---------- Source data ----------
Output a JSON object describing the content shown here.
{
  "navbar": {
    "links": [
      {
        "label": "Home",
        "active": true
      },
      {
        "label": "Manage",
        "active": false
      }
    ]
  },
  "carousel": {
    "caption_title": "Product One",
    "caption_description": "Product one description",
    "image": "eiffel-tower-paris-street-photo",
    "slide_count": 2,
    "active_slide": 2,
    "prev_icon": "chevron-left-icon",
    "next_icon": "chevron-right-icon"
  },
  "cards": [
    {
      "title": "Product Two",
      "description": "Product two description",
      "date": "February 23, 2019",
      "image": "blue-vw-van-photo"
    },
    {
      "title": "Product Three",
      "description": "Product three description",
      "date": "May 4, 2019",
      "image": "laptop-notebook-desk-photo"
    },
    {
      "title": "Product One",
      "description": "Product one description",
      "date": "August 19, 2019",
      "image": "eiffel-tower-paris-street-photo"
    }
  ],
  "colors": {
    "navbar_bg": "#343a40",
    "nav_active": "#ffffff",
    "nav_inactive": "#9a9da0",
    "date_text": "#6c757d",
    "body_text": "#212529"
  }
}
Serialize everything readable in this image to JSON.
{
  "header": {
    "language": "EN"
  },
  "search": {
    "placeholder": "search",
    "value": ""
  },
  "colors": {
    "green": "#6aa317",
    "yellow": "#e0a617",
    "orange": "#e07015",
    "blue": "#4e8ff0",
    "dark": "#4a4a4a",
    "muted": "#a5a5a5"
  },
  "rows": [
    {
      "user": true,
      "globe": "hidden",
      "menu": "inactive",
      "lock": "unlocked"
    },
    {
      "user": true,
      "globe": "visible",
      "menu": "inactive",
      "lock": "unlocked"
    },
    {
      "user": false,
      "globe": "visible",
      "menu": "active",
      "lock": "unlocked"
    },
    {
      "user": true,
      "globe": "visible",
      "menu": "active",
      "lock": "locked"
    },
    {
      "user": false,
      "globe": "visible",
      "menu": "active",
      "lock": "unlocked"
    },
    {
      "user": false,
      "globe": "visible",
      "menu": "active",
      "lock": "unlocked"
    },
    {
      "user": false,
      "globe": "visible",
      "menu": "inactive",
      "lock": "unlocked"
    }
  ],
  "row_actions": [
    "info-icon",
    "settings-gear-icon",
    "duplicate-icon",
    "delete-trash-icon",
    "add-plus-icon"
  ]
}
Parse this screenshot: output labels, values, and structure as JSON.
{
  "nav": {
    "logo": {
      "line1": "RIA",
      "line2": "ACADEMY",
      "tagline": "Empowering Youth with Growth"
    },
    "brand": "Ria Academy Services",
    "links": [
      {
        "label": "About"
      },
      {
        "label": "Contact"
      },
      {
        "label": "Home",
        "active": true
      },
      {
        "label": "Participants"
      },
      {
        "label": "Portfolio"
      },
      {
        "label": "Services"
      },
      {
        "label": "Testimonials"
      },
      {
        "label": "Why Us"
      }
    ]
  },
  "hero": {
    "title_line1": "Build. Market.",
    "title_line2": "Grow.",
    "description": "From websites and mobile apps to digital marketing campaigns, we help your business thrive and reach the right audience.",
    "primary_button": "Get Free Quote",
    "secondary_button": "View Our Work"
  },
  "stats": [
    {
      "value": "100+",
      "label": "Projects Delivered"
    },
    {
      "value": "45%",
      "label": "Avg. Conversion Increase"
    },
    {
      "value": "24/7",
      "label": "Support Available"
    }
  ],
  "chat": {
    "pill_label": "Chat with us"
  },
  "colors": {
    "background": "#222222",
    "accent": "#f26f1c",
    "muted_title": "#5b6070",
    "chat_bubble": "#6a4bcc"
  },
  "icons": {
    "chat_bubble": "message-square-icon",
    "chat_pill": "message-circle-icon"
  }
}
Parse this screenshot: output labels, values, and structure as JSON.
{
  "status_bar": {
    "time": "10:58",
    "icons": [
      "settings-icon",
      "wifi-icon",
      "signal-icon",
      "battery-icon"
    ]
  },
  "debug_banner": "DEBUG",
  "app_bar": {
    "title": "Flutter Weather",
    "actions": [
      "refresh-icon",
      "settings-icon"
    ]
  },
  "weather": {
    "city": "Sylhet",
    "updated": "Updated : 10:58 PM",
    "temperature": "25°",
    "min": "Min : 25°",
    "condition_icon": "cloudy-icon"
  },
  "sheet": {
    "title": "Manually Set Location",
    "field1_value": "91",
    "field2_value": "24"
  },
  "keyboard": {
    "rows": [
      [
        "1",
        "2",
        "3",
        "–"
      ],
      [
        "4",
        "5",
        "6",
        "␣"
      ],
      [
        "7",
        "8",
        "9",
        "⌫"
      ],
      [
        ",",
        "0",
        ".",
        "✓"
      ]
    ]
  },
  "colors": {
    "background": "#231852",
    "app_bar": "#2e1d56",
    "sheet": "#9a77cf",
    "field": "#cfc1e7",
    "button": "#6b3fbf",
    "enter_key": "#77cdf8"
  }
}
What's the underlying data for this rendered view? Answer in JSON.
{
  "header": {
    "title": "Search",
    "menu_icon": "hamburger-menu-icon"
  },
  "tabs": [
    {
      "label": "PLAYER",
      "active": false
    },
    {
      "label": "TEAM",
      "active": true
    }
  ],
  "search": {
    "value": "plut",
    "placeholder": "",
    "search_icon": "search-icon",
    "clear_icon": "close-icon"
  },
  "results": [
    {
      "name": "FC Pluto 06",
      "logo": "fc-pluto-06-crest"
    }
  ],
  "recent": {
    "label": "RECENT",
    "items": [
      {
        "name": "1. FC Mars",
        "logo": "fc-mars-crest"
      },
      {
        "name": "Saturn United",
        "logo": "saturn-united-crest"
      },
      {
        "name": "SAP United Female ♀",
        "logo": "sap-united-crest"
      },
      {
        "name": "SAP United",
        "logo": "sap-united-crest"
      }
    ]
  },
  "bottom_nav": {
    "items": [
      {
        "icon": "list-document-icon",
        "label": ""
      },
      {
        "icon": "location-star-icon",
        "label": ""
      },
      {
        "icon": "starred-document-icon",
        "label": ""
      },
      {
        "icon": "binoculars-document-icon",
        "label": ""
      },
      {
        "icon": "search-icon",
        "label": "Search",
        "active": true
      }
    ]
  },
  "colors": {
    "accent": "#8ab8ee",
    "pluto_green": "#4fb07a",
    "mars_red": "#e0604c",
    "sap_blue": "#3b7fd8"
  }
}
----------
▶ _Given task_: Copy each line from the records above that includes the string "eiffel".

▶ _Expected answer_:
    "image": "eiffel-tower-paris-street-photo",
      "image": "eiffel-tower-paris-street-photo"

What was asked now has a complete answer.